* Begin *

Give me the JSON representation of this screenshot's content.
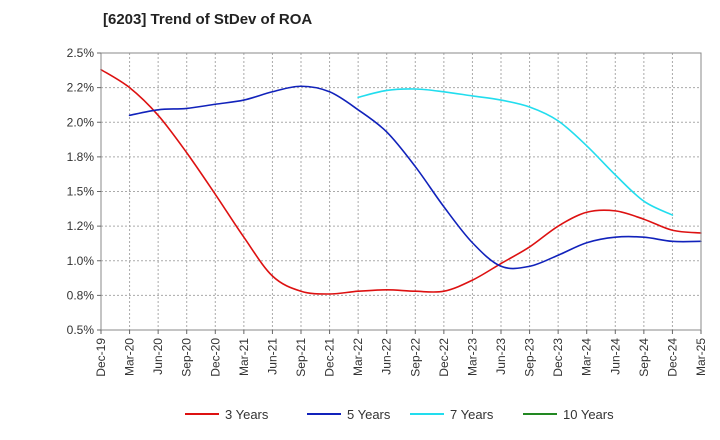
{
  "chart_data": {
    "type": "line",
    "title": "[6203]  Trend of StDev of ROA",
    "xlabel": "",
    "ylabel": "",
    "ylim": [
      0.5,
      2.5
    ],
    "y_ticks": [
      {
        "value": 0.5,
        "label": "0.5%"
      },
      {
        "value": 0.75,
        "label": "0.8%"
      },
      {
        "value": 1.0,
        "label": "1.0%"
      },
      {
        "value": 1.25,
        "label": "1.2%"
      },
      {
        "value": 1.5,
        "label": "1.5%"
      },
      {
        "value": 1.75,
        "label": "1.8%"
      },
      {
        "value": 2.0,
        "label": "2.0%"
      },
      {
        "value": 2.25,
        "label": "2.2%"
      },
      {
        "value": 2.5,
        "label": "2.5%"
      }
    ],
    "x_ticks": [
      "Dec-19",
      "Mar-20",
      "Jun-20",
      "Sep-20",
      "Dec-20",
      "Mar-21",
      "Jun-21",
      "Sep-21",
      "Dec-21",
      "Mar-22",
      "Jun-22",
      "Sep-22",
      "Dec-22",
      "Mar-23",
      "Jun-23",
      "Sep-23",
      "Dec-23",
      "Mar-24",
      "Jun-24",
      "Sep-24",
      "Dec-24",
      "Mar-25"
    ],
    "grid": true,
    "legend_position": "bottom",
    "series": [
      {
        "name": "3 Years",
        "color": "#dd1111",
        "values": [
          2.38,
          2.25,
          2.05,
          1.78,
          1.48,
          1.17,
          0.89,
          0.78,
          0.76,
          0.78,
          0.79,
          0.78,
          0.78,
          0.86,
          0.98,
          1.1,
          1.25,
          1.35,
          1.36,
          1.3,
          1.22,
          1.2
        ]
      },
      {
        "name": "5 Years",
        "color": "#1122bb",
        "values": [
          null,
          2.05,
          2.09,
          2.1,
          2.13,
          2.16,
          2.22,
          2.26,
          2.22,
          2.09,
          1.93,
          1.68,
          1.39,
          1.13,
          0.96,
          0.96,
          1.04,
          1.13,
          1.17,
          1.17,
          1.14,
          1.14
        ]
      },
      {
        "name": "7 Years",
        "color": "#22ddee",
        "values": [
          null,
          null,
          null,
          null,
          null,
          null,
          null,
          null,
          null,
          2.18,
          2.23,
          2.24,
          2.22,
          2.19,
          2.16,
          2.11,
          2.01,
          1.83,
          1.62,
          1.43,
          1.33,
          null
        ]
      },
      {
        "name": "10 Years",
        "color": "#228822",
        "values": []
      }
    ]
  }
}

* End *

Description of the task:
Output all of the records exactly as they appear above, but not the pictures.

Written answer:
Give me the JSON representation of this screenshot's content.
{
  "chart_data": {
    "type": "line",
    "title": "[6203]  Trend of StDev of ROA",
    "xlabel": "",
    "ylabel": "",
    "ylim": [
      0.5,
      2.5
    ],
    "y_ticks": [
      {
        "value": 0.5,
        "label": "0.5%"
      },
      {
        "value": 0.75,
        "label": "0.8%"
      },
      {
        "value": 1.0,
        "label": "1.0%"
      },
      {
        "value": 1.25,
        "label": "1.2%"
      },
      {
        "value": 1.5,
        "label": "1.5%"
      },
      {
        "value": 1.75,
        "label": "1.8%"
      },
      {
        "value": 2.0,
        "label": "2.0%"
      },
      {
        "value": 2.25,
        "label": "2.2%"
      },
      {
        "value": 2.5,
        "label": "2.5%"
      }
    ],
    "x_ticks": [
      "Dec-19",
      "Mar-20",
      "Jun-20",
      "Sep-20",
      "Dec-20",
      "Mar-21",
      "Jun-21",
      "Sep-21",
      "Dec-21",
      "Mar-22",
      "Jun-22",
      "Sep-22",
      "Dec-22",
      "Mar-23",
      "Jun-23",
      "Sep-23",
      "Dec-23",
      "Mar-24",
      "Jun-24",
      "Sep-24",
      "Dec-24",
      "Mar-25"
    ],
    "grid": true,
    "legend_position": "bottom",
    "series": [
      {
        "name": "3 Years",
        "color": "#dd1111",
        "values": [
          2.38,
          2.25,
          2.05,
          1.78,
          1.48,
          1.17,
          0.89,
          0.78,
          0.76,
          0.78,
          0.79,
          0.78,
          0.78,
          0.86,
          0.98,
          1.1,
          1.25,
          1.35,
          1.36,
          1.3,
          1.22,
          1.2
        ]
      },
      {
        "name": "5 Years",
        "color": "#1122bb",
        "values": [
          null,
          2.05,
          2.09,
          2.1,
          2.13,
          2.16,
          2.22,
          2.26,
          2.22,
          2.09,
          1.93,
          1.68,
          1.39,
          1.13,
          0.96,
          0.96,
          1.04,
          1.13,
          1.17,
          1.17,
          1.14,
          1.14
        ]
      },
      {
        "name": "7 Years",
        "color": "#22ddee",
        "values": [
          null,
          null,
          null,
          null,
          null,
          null,
          null,
          null,
          null,
          2.18,
          2.23,
          2.24,
          2.22,
          2.19,
          2.16,
          2.11,
          2.01,
          1.83,
          1.62,
          1.43,
          1.33,
          null
        ]
      },
      {
        "name": "10 Years",
        "color": "#228822",
        "values": []
      }
    ]
  }
}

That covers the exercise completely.